REQUIREMENTS
Show all lines from the data that include the word "上驼着马".

RECORDS PROVIDED

************

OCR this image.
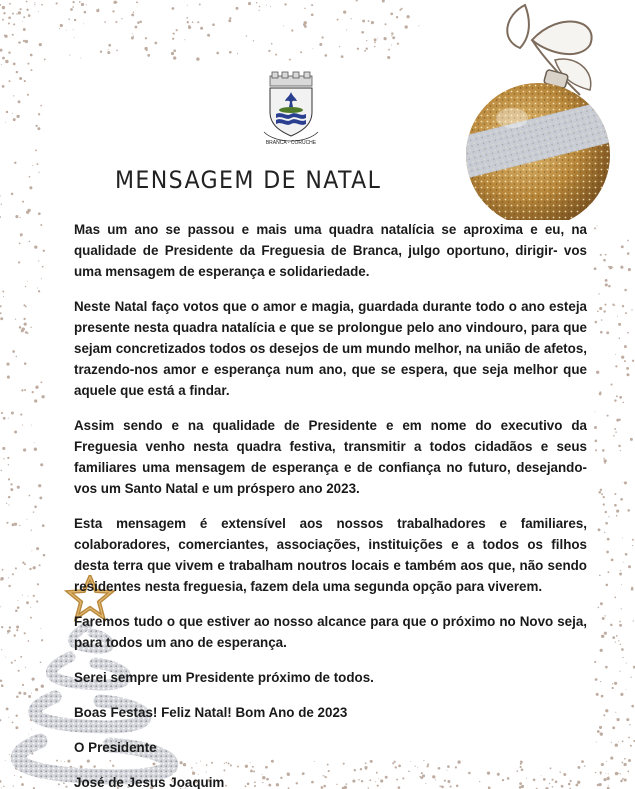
BRANCA - CORUCHE
MENSAGEM DE NATAL

Mas um ano se passou e mais uma quadra natalícia se aproxima e eu, na qualidade de Presidente da Freguesia de Branca, julgo oportuno, dirigir- vos uma mensagem de esperança e solidariedade.

Neste Natal faço votos que o amor e magia, guardada durante todo o ano esteja presente nesta quadra natalícia e que se prolongue pelo ano vindouro, para que sejam concretizados todos os desejos de um mundo melhor, na união de afetos, trazendo-nos amor e esperança num ano, que se espera, que seja melhor que aquele que está a findar.

Assim sendo e na qualidade de Presidente e em nome do executivo da Freguesia venho nesta quadra festiva, transmitir a todos cidadãos e seus familiares uma mensagem de esperança e de confiança no futuro, desejando-vos um Santo Natal e um próspero ano 2023.

Esta mensagem é extensível aos nossos trabalhadores e familiares, colaboradores, comerciantes, associações, instituições e a todos os filhos desta terra que vivem e trabalham noutros locais e também aos que, não sendo residentes nesta freguesia, fazem dela uma segunda opção para viverem.

Faremos tudo o que estiver ao nosso alcance para que o próximo no Novo seja, para todos um ano de esperança.

Serei sempre um Presidente próximo de todos.

Boas Festas! Feliz Natal! Bom Ano de 2023

O Presidente

José de Jesus Joaquim
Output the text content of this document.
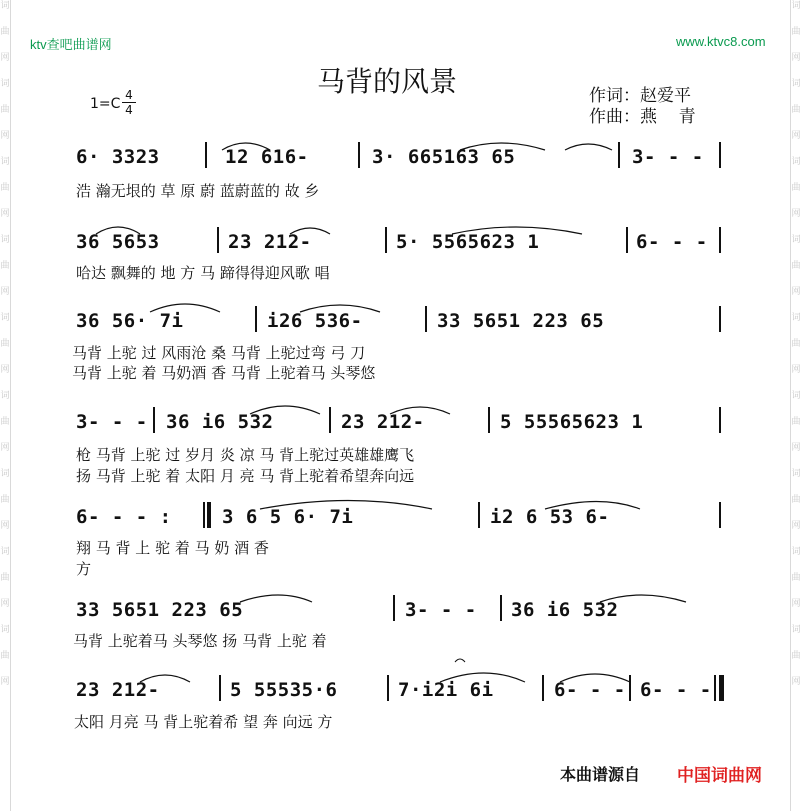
词
曲
网
词
曲
网
词
曲
网
词
曲
网
词
曲
网
词
曲
网
词
曲
网
词
曲
网
词
曲
网
词
曲
网
词
曲
网
词
曲
网
词
曲
网
词
曲
网
词
曲
网
词
曲
网
词
曲
网
词
曲
网
ktv查吧曲谱网	www.ktvc8.com
马背的风景
1=C
4
4
作词：赵爱平
作曲：燕    青
6· 3323	12 616-	3· 665163 65	3- - -
浩 瀚无垠的 草 原 蔚 蓝蔚蓝的 故 乡
36 5653	23 212-	5· 5565623 1	6- - -
哈达 飘舞的 地 方 马 蹄得得迎风歌 唱
36 56· 7i	i26 536-	33 5651 223 65
马背 上驼 过 风雨沧 桑 马背 上驼过弯 弓 刀
马背 上驼 着 马奶酒 香 马背 上驼着马 头琴悠
3- - - 36 i6 532	23 212-	5 55565623 1
枪 马背 上驼 过 岁月 炎 凉 马 背上驼过英雄雄鹰飞
扬 马背 上驼 着 太阳 月 亮 马 背上驼着希望奔向远
6- - - :	3 6 5 6· 7i	i2 6 53 6-
翔 马 背 上 驼 着 马 奶 酒 香
方
33 5651 223 65	3- - - 36 i6 532
马背 上驼着马 头琴悠 扬 马背 上驼 着
23 212-	5 55535·6	7·i2i 6i	6- - - 6- - -
太阳 月亮 马 背上驼着希 望 奔 向远 方
本曲谱源自 中国词曲网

************

TASK ANSWER
马背 上驼 着 马奶酒 香 马背 上驼着马 头琴悠
马背 上驼着马 头琴悠 扬 马背 上驼 着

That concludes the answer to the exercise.